◆ **Written instruction**: Skip the pictures. Transcribe the rest of the data below without changing a word.

◆ **Supplied information**:
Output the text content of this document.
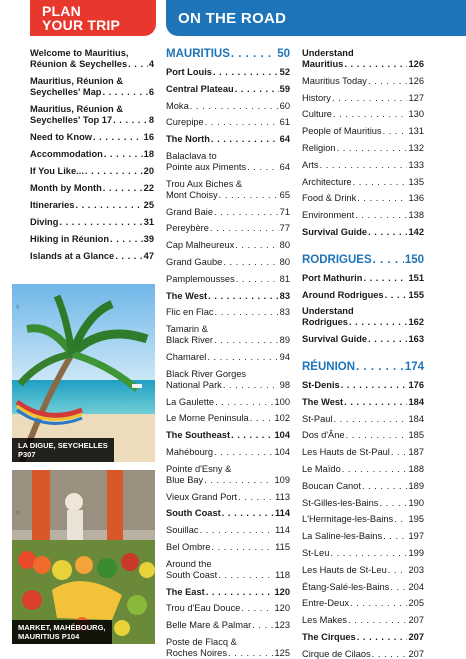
PLAN
YOUR TRIP	ON THE ROAD
Welcome to Mauritius,
Réunion & Seychelles . . . 4
Mauritius, Réunion &
Seychelles' Map . . .	6
Mauritius, Réunion &
Seychelles' Top 17 . . .	8
Need to Know . . .	16
Accommodation . . .	18
If You Like... . . .	20
Month by Month . . .	22
Itineraries . . .	25
Diving . . .	31
Hiking in Réunion . . .	39
Islands at a Glance . . .	47
©
LA DIGUE, SEYCHELLES
P307
©
MARKET, MAHÉBOURG,
MAURITIUS P104
MAURITIUS . . .	50
Port Louis . . .	52
Central Plateau . . .	59
Moka . . .	60
Curepipe . . .	61
The North . . .	64
Balaclava to
Pointe aux Piments . . .	64
Trou Aux Biches &
Mont Choisy . . .	65
Grand Baie . . .	71
Pereybère . . .	77
Cap Malheureux . . .	80
Grand Gaube . . .	80
Pamplemousses . . .	81
The West . . .	83
Flic en Flac . . .	83
Tamarin &
Black River . . .	89
Chamarel . . .	94
Black River Gorges
National Park . . .	98
La Gaulette . . .	100
Le Morne Peninsula . . .	102
The Southeast . . .	104
Mahébourg . . .	104
Pointe d'Esny &
Blue Bay . . .	109
Vieux Grand Port . . .	113
South Coast . . .	114
Souillac . . .	114
Bel Ombre . . .	115
Around the
South Coast . . .	118
The East . . .	120
Trou d'Eau Douce . . .	120
Belle Mare & Palmar . . . 123
Poste de Flacq &
Roches Noires . . .	125
Understand
Mauritius . . .	126
Mauritius Today . . .	126
History . . .	127
Culture . . .	130
People of Mauritius . . .	131
Religion . . .	132
Arts . . .	133
Architecture . . .	135
Food & Drink . . .	136
Environment . . .	138
Survival Guide . . .	142
RODRIGUES . . .	150
Port Mathurin . . .	151
Around Rodrigues . . .	155
Understand
Rodrigues . . .	162
Survival Guide . . .	163
RÉUNION . . .	174
St-Denis . . .	176
The West . . .	184
St-Paul . . .	184
Dos d'Âne . . .	185
Les Hauts de St-Paul . . . 187
Le Maïdo . . .	188
Boucan Canot . . .	189
St-Gilles-les-Bains . . .	190
L'Hermitage-les-Bains . . . 195
La Saline-les-Bains . . .	197
St-Leu . . .	199
Les Hauts de St-Leu . . . 203
Étang-Salé-les-Bains . . . 204
Entre-Deux . . .	205
Les Makes . . .	207
The Cirques . . .	207
Cirque de Cilaos . . .	207
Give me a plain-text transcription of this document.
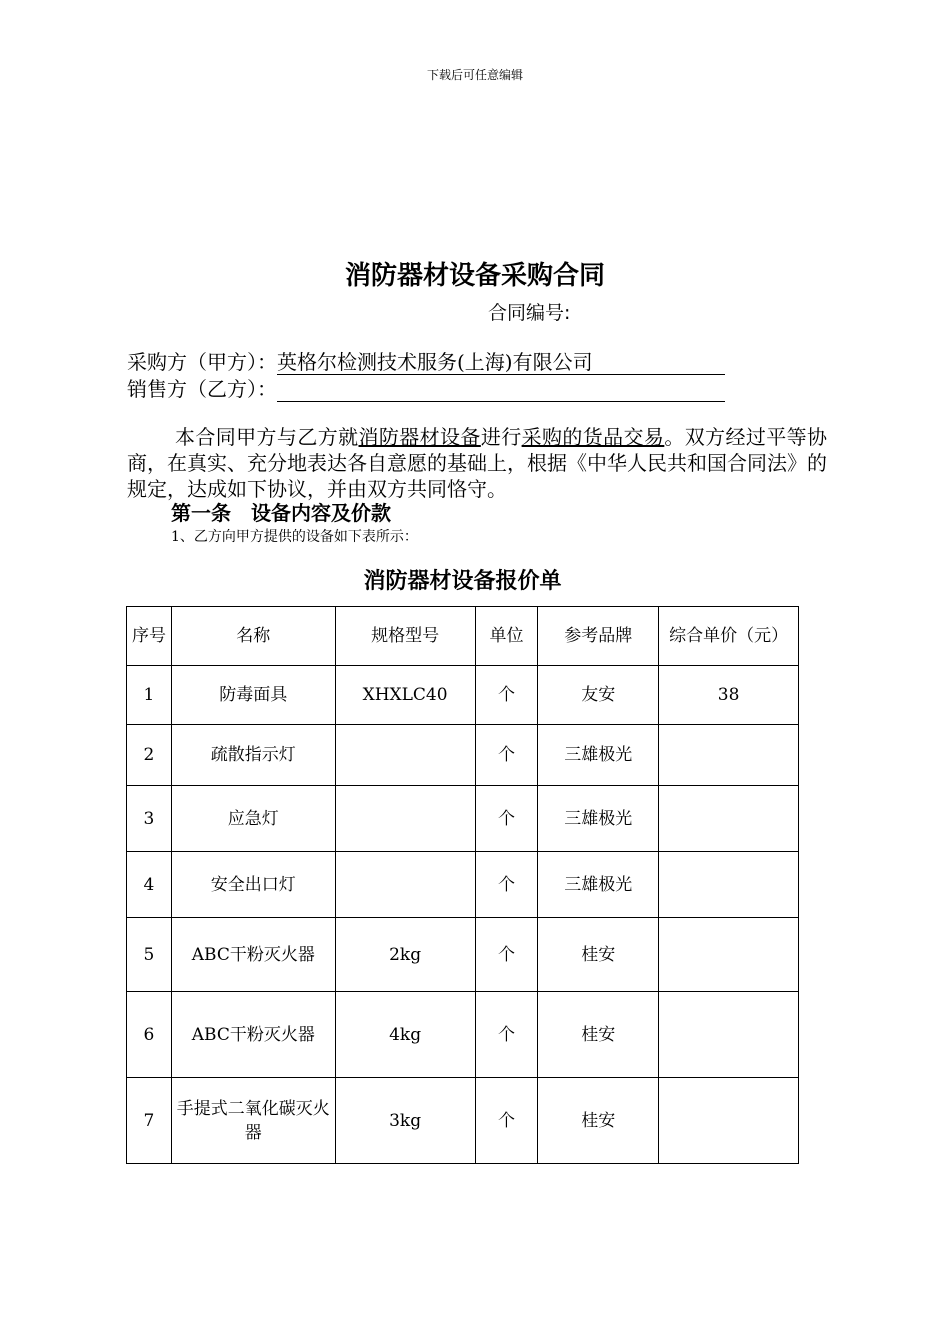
下载后可任意编辑
消防器材设备采购合同
合同编号:
采购方（甲方）：英格尔检测技术服务(上海)有限公司
销售方（乙方）：
本合同甲方与乙方就消防器材设备进行采购的货品交易。双方经过平等协商，在真实、充分地表达各自意愿的基础上，根据《中华人民共和国合同法》的规定，达成如下协议，并由双方共同恪守。
第一条　设备内容及价款
1、乙方向甲方提供的设备如下表所示：
消防器材设备报价单
序号	名称	规格型号	单位	参考品牌	综合单价（元）
1	防毒面具	XHXLC40	个	友安	38
2	疏散指示灯		个	三雄极光	
3	应急灯		个	三雄极光	
4	安全出口灯		个	三雄极光	
5	ABC干粉灭火器	2kg	个	桂安	
6	ABC干粉灭火器	4kg	个	桂安	
7	手提式二氧化碳灭火器	3kg	个	桂安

◆ **Correct response**:
Output the text content of this document.
PLAN
YOUR TRIP	ON THE ROAD
Welcome to Mauritius,
Réunion & Seychelles . . . 4
Mauritius, Réunion &
Seychelles' Map . . .	6
Mauritius, Réunion &
Seychelles' Top 17 . . .	8
Need to Know . . .	16
Accommodation . . .	18
If You Like... . . .	20
Month by Month . . .	22
Itineraries . . .	25
Diving . . .	31
Hiking in Réunion . . .	39
Islands at a Glance . . .	47
©
LA DIGUE, SEYCHELLES
P307
©
MARKET, MAHÉBOURG,
MAURITIUS P104
MAURITIUS . . .	50
Port Louis . . .	52
Central Plateau . . .	59
Moka . . .	60
Curepipe . . .	61
The North . . .	64
Balaclava to
Pointe aux Piments . . .	64
Trou Aux Biches &
Mont Choisy . . .	65
Grand Baie . . .	71
Pereybère . . .	77
Cap Malheureux . . .	80
Grand Gaube . . .	80
Pamplemousses . . .	81
The West . . .	83
Flic en Flac . . .	83
Tamarin &
Black River . . .	89
Chamarel . . .	94
Black River Gorges
National Park . . .	98
La Gaulette . . .	100
Le Morne Peninsula . . .	102
The Southeast . . .	104
Mahébourg . . .	104
Pointe d'Esny &
Blue Bay . . .	109
Vieux Grand Port . . .	113
South Coast . . .	114
Souillac . . .	114
Bel Ombre . . .	115
Around the
South Coast . . .	118
The East . . .	120
Trou d'Eau Douce . . .	120
Belle Mare & Palmar . . . 123
Poste de Flacq &
Roches Noires . . .	125
Understand
Mauritius . . .	126
Mauritius Today . . .	126
History . . .	127
Culture . . .	130
People of Mauritius . . .	131
Religion . . .	132
Arts . . .	133
Architecture . . .	135
Food & Drink . . .	136
Environment . . .	138
Survival Guide . . .	142
RODRIGUES . . .	150
Port Mathurin . . .	151
Around Rodrigues . . .	155
Understand
Rodrigues . . .	162
Survival Guide . . .	163
RÉUNION . . .	174
St-Denis . . .	176
The West . . .	184
St-Paul . . .	184
Dos d'Âne . . .	185
Les Hauts de St-Paul . . . 187
Le Maïdo . . .	188
Boucan Canot . . .	189
St-Gilles-les-Bains . . .	190
L'Hermitage-les-Bains . . . 195
La Saline-les-Bains . . .	197
St-Leu . . .	199
Les Hauts de St-Leu . . . 203
Étang-Salé-les-Bains . . . 204
Entre-Deux . . .	205
Les Makes . . .	207
The Cirques . . .	207
Cirque de Cilaos . . .	207
Give me a plain-text transcription of this document.
下载后可任意编辑
消防器材设备采购合同
合同编号:
采购方（甲方）：英格尔检测技术服务(上海)有限公司
销售方（乙方）：
本合同甲方与乙方就消防器材设备进行采购的货品交易。双方经过平等协商，在真实、充分地表达各自意愿的基础上，根据《中华人民共和国合同法》的规定，达成如下协议，并由双方共同恪守。
第一条　设备内容及价款
1、乙方向甲方提供的设备如下表所示：
消防器材设备报价单
序号	名称	规格型号	单位	参考品牌	综合单价（元）
1	防毒面具	XHXLC40	个	友安	38
2	疏散指示灯		个	三雄极光	
3	应急灯		个	三雄极光	
4	安全出口灯		个	三雄极光	
5	ABC干粉灭火器	2kg	个	桂安	
6	ABC干粉灭火器	4kg	个	桂安	
7	手提式二氧化碳灭火器	3kg	个	桂安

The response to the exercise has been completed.